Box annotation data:
------------

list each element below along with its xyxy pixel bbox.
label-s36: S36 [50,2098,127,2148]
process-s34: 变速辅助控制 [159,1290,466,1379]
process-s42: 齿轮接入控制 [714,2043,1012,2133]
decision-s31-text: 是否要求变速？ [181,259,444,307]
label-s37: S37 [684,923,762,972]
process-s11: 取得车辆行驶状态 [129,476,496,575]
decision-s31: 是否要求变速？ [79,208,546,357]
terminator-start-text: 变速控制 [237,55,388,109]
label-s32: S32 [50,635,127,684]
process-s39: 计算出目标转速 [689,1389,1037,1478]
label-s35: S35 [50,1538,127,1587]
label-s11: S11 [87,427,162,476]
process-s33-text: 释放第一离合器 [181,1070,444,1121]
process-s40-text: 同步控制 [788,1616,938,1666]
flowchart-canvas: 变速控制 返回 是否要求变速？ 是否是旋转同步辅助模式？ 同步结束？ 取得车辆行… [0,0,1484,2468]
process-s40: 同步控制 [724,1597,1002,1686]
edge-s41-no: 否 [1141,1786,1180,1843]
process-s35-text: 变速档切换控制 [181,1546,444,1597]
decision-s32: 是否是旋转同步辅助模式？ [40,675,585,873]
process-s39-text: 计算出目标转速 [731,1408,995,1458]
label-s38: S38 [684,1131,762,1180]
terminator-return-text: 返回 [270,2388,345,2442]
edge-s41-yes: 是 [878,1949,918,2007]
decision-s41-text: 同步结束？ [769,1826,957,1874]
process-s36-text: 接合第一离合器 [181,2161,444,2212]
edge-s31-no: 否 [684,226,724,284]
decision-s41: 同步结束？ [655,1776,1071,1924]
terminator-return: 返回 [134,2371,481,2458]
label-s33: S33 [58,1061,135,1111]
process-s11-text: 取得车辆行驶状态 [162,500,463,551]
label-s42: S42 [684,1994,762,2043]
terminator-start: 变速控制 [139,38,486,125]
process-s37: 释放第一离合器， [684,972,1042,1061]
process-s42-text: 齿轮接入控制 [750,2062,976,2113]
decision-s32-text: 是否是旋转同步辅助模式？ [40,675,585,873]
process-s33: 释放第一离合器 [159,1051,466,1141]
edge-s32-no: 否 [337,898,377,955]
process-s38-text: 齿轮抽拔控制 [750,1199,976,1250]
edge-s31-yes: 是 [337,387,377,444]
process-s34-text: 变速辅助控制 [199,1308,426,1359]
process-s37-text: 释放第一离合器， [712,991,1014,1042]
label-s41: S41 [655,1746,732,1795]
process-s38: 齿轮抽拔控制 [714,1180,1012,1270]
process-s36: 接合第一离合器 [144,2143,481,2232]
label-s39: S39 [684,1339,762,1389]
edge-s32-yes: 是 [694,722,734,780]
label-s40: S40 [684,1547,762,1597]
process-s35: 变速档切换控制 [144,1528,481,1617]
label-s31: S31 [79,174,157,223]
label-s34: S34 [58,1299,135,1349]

------------

Turn the listing lines from the first one through the line containing "label-s37: S37 [684,923,762,972]", inclusive, into a Markdown table with the columns Row and Line, and leave out any blank lines.

| Row | Line |
|---|---|
| 1 | list each element below along with its xyxy pixel bbox. |
| 2 | label-s36: S36 [50,2098,127,2148] |
| 3 | process-s34: 变速辅助控制 [159,1290,466,1379] |
| 4 | process-s42: 齿轮接入控制 [714,2043,1012,2133] |
| 5 | decision-s31-text: 是否要求变速？ [181,259,444,307] |
| 6 | label-s37: S37 [684,923,762,972] |